Required work: Find the lines holding "deviation" and copy them.

Records about charts and figures:

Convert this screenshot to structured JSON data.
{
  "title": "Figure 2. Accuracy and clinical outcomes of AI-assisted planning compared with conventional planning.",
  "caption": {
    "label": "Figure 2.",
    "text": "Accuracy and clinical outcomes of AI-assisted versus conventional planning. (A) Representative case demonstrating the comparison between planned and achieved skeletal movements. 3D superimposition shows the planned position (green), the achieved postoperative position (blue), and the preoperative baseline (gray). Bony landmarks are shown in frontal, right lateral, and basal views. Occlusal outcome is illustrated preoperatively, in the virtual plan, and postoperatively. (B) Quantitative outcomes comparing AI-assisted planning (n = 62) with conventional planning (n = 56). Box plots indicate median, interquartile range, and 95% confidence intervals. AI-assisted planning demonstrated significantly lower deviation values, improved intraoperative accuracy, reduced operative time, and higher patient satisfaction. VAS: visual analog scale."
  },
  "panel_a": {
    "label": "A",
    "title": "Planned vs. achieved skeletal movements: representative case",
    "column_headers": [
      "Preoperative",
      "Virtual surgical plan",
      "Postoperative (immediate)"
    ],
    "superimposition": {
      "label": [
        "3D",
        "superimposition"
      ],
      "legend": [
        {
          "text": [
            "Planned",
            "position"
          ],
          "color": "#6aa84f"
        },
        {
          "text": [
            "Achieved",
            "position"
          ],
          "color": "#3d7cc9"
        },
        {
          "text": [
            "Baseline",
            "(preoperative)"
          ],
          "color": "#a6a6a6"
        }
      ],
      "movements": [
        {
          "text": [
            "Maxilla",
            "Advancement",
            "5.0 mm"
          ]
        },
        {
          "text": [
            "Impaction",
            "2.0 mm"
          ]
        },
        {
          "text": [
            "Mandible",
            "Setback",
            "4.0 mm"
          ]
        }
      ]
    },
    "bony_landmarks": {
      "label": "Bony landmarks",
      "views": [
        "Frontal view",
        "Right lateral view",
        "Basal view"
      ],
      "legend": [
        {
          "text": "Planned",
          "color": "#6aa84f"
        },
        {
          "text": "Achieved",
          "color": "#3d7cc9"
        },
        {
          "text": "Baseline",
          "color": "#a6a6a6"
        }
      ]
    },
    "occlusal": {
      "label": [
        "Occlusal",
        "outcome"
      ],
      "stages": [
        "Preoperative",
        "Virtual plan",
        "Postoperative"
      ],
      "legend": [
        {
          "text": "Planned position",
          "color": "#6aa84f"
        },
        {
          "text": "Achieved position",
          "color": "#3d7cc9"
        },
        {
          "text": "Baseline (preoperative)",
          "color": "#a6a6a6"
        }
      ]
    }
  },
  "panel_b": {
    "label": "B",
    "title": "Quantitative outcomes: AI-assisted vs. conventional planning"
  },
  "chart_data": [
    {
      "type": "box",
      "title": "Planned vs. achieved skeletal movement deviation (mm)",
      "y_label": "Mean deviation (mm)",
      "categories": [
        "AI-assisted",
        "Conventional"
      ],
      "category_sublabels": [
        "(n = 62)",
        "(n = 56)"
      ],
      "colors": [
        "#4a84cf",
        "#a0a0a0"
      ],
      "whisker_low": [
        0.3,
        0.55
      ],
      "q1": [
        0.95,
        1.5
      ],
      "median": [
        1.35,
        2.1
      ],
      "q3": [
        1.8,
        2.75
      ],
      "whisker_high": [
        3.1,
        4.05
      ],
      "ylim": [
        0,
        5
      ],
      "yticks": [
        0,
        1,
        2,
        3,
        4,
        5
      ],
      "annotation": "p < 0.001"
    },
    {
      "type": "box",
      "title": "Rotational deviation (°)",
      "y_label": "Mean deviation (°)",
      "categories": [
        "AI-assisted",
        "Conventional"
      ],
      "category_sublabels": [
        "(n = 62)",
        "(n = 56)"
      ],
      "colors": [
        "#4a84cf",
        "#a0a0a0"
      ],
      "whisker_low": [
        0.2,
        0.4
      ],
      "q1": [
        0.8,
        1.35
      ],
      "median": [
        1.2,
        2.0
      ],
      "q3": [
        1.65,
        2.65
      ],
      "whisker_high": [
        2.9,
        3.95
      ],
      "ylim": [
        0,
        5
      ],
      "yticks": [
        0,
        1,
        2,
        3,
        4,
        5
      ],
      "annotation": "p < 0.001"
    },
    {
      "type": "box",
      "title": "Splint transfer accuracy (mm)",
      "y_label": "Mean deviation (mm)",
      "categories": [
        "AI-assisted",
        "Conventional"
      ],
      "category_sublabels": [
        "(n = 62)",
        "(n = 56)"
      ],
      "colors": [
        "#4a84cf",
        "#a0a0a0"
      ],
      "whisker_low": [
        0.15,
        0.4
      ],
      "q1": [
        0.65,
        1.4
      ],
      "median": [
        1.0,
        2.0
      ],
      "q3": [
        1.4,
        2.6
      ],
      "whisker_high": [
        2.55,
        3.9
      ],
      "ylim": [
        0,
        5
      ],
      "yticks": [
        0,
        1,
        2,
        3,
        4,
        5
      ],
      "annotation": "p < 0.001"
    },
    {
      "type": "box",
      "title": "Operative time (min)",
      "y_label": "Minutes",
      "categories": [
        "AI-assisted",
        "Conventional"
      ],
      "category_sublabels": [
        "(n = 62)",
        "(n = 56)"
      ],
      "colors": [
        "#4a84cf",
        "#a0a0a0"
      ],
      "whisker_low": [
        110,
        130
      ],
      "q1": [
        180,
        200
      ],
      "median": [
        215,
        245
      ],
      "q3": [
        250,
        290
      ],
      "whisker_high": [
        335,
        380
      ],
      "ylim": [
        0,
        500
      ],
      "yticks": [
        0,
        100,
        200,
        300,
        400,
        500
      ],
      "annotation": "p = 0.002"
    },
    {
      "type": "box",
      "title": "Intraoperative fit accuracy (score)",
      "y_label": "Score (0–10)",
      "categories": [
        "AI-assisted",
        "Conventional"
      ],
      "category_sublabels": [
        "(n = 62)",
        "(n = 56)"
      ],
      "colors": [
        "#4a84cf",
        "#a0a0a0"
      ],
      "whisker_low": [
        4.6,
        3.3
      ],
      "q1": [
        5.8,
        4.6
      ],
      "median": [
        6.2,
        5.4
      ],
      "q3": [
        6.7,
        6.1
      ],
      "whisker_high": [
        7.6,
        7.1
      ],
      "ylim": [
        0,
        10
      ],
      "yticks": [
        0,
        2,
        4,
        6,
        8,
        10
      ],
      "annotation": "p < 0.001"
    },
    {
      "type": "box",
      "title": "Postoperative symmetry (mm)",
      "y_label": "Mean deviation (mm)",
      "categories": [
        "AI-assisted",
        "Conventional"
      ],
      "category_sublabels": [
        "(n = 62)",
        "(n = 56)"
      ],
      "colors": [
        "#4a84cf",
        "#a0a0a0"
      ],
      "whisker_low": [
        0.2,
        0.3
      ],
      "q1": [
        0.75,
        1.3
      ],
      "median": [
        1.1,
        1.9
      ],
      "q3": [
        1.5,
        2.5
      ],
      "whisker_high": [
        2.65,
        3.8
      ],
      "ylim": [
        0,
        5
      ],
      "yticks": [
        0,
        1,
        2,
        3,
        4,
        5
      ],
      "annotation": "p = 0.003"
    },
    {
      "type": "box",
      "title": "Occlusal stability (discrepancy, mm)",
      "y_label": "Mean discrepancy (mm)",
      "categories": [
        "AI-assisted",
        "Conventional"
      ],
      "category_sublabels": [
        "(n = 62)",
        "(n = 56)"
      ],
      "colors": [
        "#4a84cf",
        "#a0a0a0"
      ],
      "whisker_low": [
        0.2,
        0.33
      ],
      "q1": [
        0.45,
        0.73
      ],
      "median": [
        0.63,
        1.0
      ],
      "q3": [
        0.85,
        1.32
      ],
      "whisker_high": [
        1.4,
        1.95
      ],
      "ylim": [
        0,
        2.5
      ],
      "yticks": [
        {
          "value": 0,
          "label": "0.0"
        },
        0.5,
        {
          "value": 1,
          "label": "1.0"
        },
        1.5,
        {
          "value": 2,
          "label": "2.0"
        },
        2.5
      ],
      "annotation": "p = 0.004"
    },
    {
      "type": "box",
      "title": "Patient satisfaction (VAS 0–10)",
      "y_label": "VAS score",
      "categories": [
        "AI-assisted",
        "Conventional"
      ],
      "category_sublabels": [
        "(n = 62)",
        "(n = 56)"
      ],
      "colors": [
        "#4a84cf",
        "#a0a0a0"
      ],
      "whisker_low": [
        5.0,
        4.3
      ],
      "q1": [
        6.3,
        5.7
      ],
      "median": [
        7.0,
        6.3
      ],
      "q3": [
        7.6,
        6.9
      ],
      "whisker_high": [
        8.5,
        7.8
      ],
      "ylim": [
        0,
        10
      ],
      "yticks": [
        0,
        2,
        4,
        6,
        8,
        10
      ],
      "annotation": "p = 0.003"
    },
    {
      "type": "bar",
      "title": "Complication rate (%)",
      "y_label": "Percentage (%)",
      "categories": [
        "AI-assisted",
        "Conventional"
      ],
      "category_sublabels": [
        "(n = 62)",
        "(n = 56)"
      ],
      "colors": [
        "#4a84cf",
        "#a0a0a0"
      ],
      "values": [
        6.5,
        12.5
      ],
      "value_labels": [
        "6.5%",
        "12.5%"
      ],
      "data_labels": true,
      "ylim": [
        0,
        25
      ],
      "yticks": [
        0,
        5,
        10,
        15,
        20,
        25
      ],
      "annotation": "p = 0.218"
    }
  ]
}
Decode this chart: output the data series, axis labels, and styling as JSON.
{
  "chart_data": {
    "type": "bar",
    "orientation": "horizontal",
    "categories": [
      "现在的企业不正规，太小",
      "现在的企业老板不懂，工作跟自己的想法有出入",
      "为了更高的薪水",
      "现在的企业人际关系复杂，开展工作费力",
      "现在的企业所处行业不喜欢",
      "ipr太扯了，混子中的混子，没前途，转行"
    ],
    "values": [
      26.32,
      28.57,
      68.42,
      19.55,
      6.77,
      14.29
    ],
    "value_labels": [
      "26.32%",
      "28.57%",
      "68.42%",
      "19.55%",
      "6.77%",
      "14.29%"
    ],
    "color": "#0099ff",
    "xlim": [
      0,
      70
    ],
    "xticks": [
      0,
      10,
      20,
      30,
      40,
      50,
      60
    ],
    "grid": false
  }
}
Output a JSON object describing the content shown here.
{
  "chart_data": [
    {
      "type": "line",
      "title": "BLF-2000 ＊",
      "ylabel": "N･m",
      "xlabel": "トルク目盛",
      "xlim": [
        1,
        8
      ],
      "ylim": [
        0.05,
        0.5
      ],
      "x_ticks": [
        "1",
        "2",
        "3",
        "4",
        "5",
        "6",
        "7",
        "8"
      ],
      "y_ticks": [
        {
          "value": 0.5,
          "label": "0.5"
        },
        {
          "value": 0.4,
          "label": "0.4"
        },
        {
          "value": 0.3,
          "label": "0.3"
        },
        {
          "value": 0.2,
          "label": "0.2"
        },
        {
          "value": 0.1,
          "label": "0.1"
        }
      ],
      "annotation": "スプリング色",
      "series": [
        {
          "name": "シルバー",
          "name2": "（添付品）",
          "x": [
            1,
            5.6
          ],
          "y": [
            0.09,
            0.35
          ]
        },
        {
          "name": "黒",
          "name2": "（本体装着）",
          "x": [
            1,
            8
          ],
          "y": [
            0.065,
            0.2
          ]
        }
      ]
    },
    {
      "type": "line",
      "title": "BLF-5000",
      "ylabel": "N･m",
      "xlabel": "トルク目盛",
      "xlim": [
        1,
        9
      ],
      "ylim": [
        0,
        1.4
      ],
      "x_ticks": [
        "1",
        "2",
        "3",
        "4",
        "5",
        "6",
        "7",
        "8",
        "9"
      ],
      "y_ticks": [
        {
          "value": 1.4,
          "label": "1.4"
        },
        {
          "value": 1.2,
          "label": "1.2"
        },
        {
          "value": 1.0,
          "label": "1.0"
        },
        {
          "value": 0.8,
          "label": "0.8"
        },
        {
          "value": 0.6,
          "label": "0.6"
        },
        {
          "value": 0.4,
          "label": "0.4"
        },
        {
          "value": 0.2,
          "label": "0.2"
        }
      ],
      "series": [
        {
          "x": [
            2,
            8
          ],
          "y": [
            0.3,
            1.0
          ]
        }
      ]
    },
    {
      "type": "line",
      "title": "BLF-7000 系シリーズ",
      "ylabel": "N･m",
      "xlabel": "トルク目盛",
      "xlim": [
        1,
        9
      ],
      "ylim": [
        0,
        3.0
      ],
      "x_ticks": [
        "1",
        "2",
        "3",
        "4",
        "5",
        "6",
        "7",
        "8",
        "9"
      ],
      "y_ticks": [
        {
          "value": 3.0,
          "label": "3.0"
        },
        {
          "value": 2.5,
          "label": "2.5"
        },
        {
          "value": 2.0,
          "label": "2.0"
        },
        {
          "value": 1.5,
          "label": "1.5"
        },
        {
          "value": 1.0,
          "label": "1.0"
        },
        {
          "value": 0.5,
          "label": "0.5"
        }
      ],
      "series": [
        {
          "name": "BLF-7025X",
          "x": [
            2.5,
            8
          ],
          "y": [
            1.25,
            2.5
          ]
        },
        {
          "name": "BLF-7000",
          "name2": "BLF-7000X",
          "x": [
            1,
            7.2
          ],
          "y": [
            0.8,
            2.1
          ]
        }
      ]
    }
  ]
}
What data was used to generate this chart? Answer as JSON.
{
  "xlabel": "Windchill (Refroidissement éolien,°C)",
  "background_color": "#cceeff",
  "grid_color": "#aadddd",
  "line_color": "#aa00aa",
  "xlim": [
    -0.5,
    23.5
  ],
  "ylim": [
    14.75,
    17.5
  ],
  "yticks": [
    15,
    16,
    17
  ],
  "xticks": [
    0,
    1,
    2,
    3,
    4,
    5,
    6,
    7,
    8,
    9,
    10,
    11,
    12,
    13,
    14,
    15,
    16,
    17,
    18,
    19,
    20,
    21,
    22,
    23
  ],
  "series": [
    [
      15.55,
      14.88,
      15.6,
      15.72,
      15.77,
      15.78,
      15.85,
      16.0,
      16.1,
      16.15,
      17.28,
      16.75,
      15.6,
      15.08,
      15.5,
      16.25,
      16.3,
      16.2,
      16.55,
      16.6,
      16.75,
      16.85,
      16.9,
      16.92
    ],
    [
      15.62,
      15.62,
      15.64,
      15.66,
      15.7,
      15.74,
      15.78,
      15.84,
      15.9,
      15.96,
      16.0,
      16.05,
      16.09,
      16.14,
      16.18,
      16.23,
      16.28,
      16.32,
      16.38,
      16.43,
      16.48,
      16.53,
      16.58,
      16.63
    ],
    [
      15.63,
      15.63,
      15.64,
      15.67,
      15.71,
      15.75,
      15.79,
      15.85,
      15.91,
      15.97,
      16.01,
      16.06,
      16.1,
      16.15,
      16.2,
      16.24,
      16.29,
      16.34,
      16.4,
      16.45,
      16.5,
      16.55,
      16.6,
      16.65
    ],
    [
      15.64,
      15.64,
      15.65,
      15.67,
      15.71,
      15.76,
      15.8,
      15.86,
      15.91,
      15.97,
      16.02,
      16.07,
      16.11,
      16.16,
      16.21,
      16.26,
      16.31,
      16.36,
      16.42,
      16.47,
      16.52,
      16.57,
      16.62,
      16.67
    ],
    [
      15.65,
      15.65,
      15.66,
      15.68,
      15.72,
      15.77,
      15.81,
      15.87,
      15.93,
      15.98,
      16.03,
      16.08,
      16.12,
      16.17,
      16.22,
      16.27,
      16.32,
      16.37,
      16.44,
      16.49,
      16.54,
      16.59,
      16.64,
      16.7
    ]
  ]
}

Exercise solution:
    "text": "Accuracy and clinical outcomes of AI-assisted versus conventional planning. (A) Representative case demonstrating the comparison between planned and achieved skeletal movements. 3D superimposition shows the planned position (green), the achieved postoperative position (blue), and the preoperative baseline (gray). Bony landmarks are shown in frontal, right lateral, and basal views. Occlusal outcome is illustrated preoperatively, in the virtual plan, and postoperatively. (B) Quantitative outcomes comparing AI-assisted planning (n = 62) with conventional planning (n = 56). Box plots indicate median, interquartile range, and 95% confidence intervals. AI-assisted planning demonstrated significantly lower deviation values, improved intraoperative accuracy, reduced operative time, and higher patient satisfaction. VAS: visual analog scale."
      "title": "Planned vs. achieved skeletal movement deviation (mm)",
      "y_label": "Mean deviation (mm)",
      "title": "Rotational deviation (°)",
      "y_label": "Mean deviation (°)",
      "y_label": "Mean deviation (mm)",
      "y_label": "Mean deviation (mm)",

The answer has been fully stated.